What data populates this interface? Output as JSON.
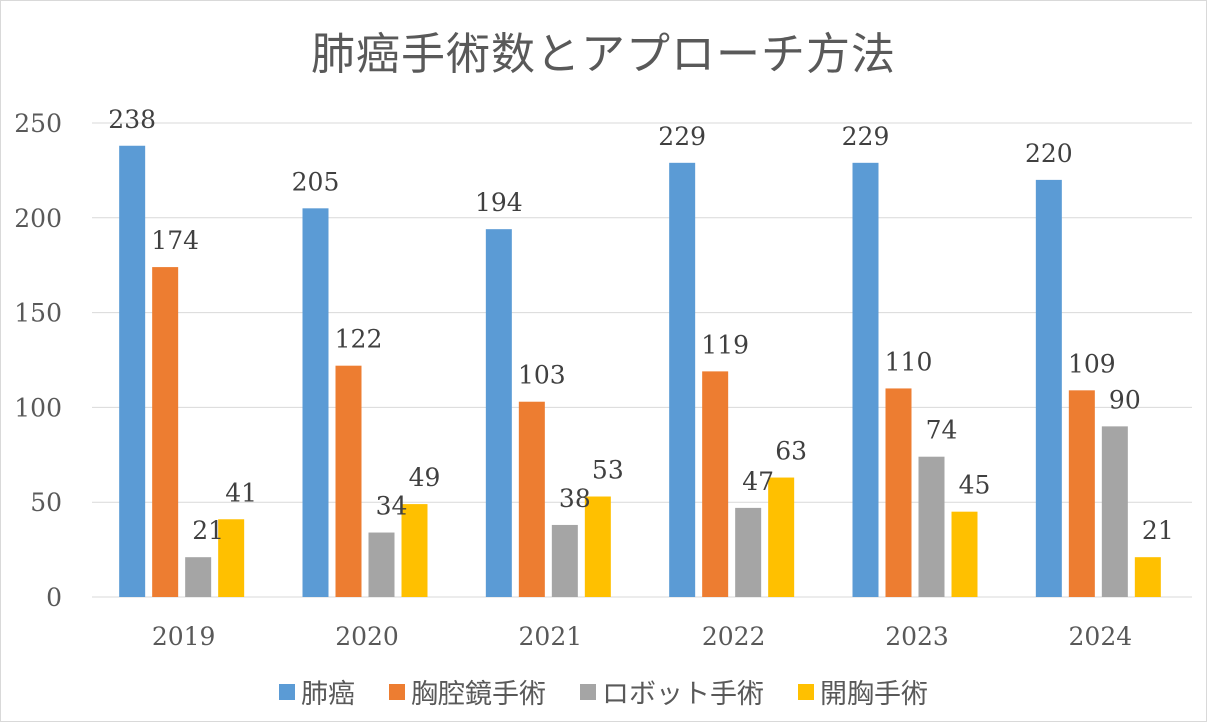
{
  "chart_data": {
    "type": "bar",
    "title": "肺癌手術数とアプローチ方法",
    "xlabel": "",
    "ylabel": "",
    "categories": [
      "2019",
      "2020",
      "2021",
      "2022",
      "2023",
      "2024"
    ],
    "series": [
      {
        "name": "肺癌",
        "color": "#5b9bd5",
        "values": [
          238,
          205,
          194,
          229,
          229,
          220
        ]
      },
      {
        "name": "胸腔鏡手術",
        "color": "#ed7d31",
        "values": [
          174,
          122,
          103,
          119,
          110,
          109
        ]
      },
      {
        "name": "ロボット手術",
        "color": "#a5a5a5",
        "values": [
          21,
          34,
          38,
          47,
          74,
          90
        ]
      },
      {
        "name": "開胸手術",
        "color": "#ffc000",
        "values": [
          41,
          49,
          53,
          63,
          45,
          21
        ]
      }
    ],
    "ylim": [
      0,
      250
    ],
    "yticks": [
      0,
      50,
      100,
      150,
      200,
      250
    ],
    "grid": true,
    "data_labels": true,
    "legend_position": "bottom"
  }
}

**The task:** Gather every line from the listing above in which the word "name" appears.

**Expected output:**
        "name": "肺癌",
        "name": "胸腔鏡手術",
        "name": "ロボット手術",
        "name": "開胸手術",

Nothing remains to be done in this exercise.